**Instructions for the task**
Check each line of the records below and collect those holding "ylabel".

=== Input data ===

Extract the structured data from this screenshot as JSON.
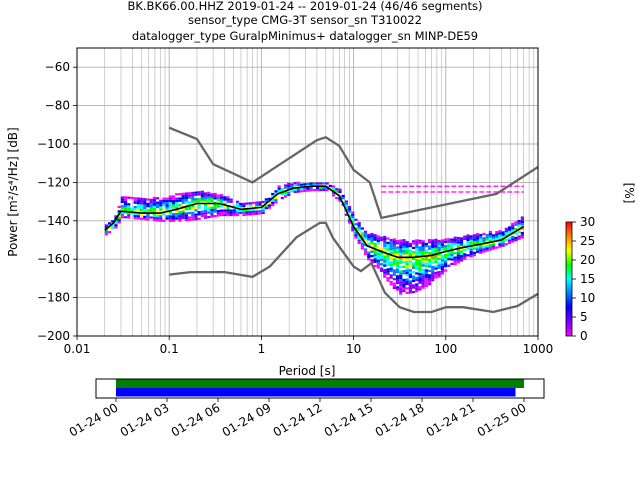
{
  "title": {
    "line1": "BK.BK66.00.HHZ   2019-01-24 -- 2019-01-24  (46/46 segments)",
    "line2": "sensor_type CMG-3T sensor_sn T310022",
    "line3": "datalogger_type GuralpMinimus+ datalogger_sn MINP-DE59"
  },
  "chart_data": [
    {
      "type": "heatmap",
      "xlabel": "Period [s]",
      "ylabel": "Power [m²/s⁴/Hz] [dB]",
      "xscale": "log",
      "xlim": [
        0.01,
        1000
      ],
      "ylim": [
        -200,
        -50
      ],
      "grid": true,
      "xticks": [
        {
          "value": 0.01,
          "label": "0.01"
        },
        {
          "value": 0.1,
          "label": "0.1"
        },
        {
          "value": 1,
          "label": "1"
        },
        {
          "value": 10,
          "label": "10"
        },
        {
          "value": 100,
          "label": "100"
        },
        {
          "value": 1000,
          "label": "1000"
        }
      ],
      "yticks": [
        {
          "value": -60,
          "label": "−60"
        },
        {
          "value": -80,
          "label": "−80"
        },
        {
          "value": -100,
          "label": "−100"
        },
        {
          "value": -120,
          "label": "−120"
        },
        {
          "value": -140,
          "label": "−140"
        },
        {
          "value": -160,
          "label": "−160"
        },
        {
          "value": -180,
          "label": "−180"
        },
        {
          "value": -200,
          "label": "−200"
        }
      ],
      "colorbar": {
        "label": "[%]",
        "range": [
          0,
          30
        ],
        "ticks": [
          {
            "value": 0,
            "label": "0"
          },
          {
            "value": 5,
            "label": "5"
          },
          {
            "value": 10,
            "label": "10"
          },
          {
            "value": 15,
            "label": "15"
          },
          {
            "value": 20,
            "label": "20"
          },
          {
            "value": 25,
            "label": "25"
          },
          {
            "value": 30,
            "label": "30"
          }
        ]
      },
      "psd_band": {
        "periods": [
          0.02,
          0.025,
          0.03,
          0.05,
          0.08,
          0.12,
          0.2,
          0.35,
          0.6,
          1.0,
          1.5,
          2.2,
          3.5,
          5.0,
          7.0,
          10.0,
          14.0,
          20.0,
          30.0,
          45.0,
          70.0,
          100.0,
          150.0,
          250.0,
          400.0,
          700.0
        ],
        "median": [
          -145,
          -141,
          -135,
          -136,
          -136,
          -134,
          -131,
          -131,
          -134,
          -133,
          -126,
          -123,
          -122,
          -122,
          -127,
          -143,
          -153,
          -156,
          -159,
          -159,
          -158,
          -156,
          -154,
          -152,
          -150,
          -143
        ],
        "spread_low": [
          -147,
          -144,
          -138,
          -139,
          -140,
          -140,
          -139,
          -137,
          -137,
          -136,
          -129,
          -125,
          -124,
          -124,
          -130,
          -148,
          -160,
          -168,
          -178,
          -177,
          -172,
          -165,
          -160,
          -156,
          -153,
          -148
        ],
        "spread_high": [
          -142,
          -138,
          -127,
          -128,
          -128,
          -126,
          -124,
          -126,
          -131,
          -130,
          -122,
          -120,
          -120,
          -120,
          -124,
          -138,
          -146,
          -148,
          -150,
          -150,
          -150,
          -149,
          -148,
          -146,
          -145,
          -137
        ],
        "outliers": [
          {
            "x": 20,
            "y": -125,
            "x2": 700,
            "y2": -125
          },
          {
            "x": 20,
            "y": -122,
            "x2": 700,
            "y2": -122
          }
        ]
      },
      "noise_models": [
        {
          "x": [
            0.1,
            0.2,
            0.3,
            0.8,
            4.0,
            5.0,
            7.0,
            10.0,
            15.0,
            20.0,
            354.0,
            1000.0
          ],
          "y": [
            -91.5,
            -97.4,
            -110.5,
            -120,
            -98,
            -96.5,
            -101,
            -113.5,
            -120,
            -138.5,
            -126,
            -112
          ]
        },
        {
          "x": [
            0.1,
            0.17,
            0.4,
            0.8,
            1.24,
            2.4,
            4.3,
            5.0,
            6.0,
            10.0,
            12.0,
            15.6,
            21.9,
            31.6,
            45.0,
            70.0,
            101.0,
            154.0,
            328.0,
            600.0,
            1000.0
          ],
          "y": [
            -168,
            -166.7,
            -166.7,
            -169.2,
            -163.7,
            -148.6,
            -141.1,
            -141.1,
            -149,
            -163.8,
            -166.2,
            -162.1,
            -177.5,
            -185,
            -187.5,
            -187.5,
            -185,
            -185,
            -187.5,
            -184.4,
            -178
          ]
        }
      ]
    },
    {
      "type": "bar",
      "title": "",
      "xlim": [
        "01-24 00",
        "01-25 00"
      ],
      "xticks": [
        "01-24 00",
        "01-24 03",
        "01-24 06",
        "01-24 09",
        "01-24 12",
        "01-24 15",
        "01-24 18",
        "01-24 21",
        "01-25 00"
      ],
      "series": [
        {
          "color": "#008000",
          "start_hour": 0,
          "end_hour": 24.0
        },
        {
          "color": "#0000ff",
          "start_hour": 0,
          "end_hour": 23.5
        }
      ]
    }
  ]
}
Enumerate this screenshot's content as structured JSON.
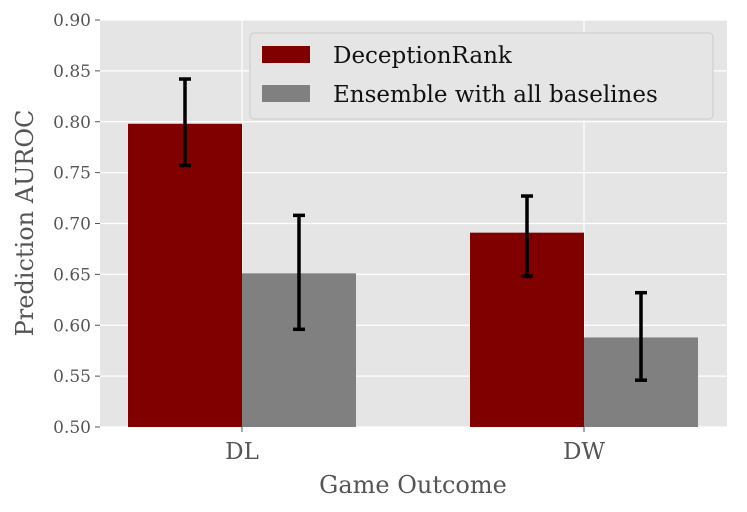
{
  "chart_data": {
    "type": "bar",
    "title": "",
    "xlabel": "Game Outcome",
    "ylabel": "Prediction AUROC",
    "categories": [
      "DL",
      "DW"
    ],
    "ylim": [
      0.5,
      0.9
    ],
    "yticks": [
      "0.50",
      "0.55",
      "0.60",
      "0.65",
      "0.70",
      "0.75",
      "0.80",
      "0.85",
      "0.90"
    ],
    "grid": true,
    "legend_position": "top-right",
    "series": [
      {
        "name": "DeceptionRank",
        "color": "#800000",
        "values": [
          0.798,
          0.691
        ],
        "error_low": [
          0.757,
          0.648
        ],
        "error_high": [
          0.842,
          0.727
        ]
      },
      {
        "name": "Ensemble with all baselines",
        "color": "#808080",
        "values": [
          0.651,
          0.588
        ],
        "error_low": [
          0.596,
          0.546
        ],
        "error_high": [
          0.708,
          0.632
        ]
      }
    ],
    "background_color": "#e5e5e5",
    "grid_color": "#ffffff"
  }
}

===

**Complete answer**
      "ylabel": "Power [m²/s⁴/Hz] [dB]",
    "ylabel": "Prediction AUROC",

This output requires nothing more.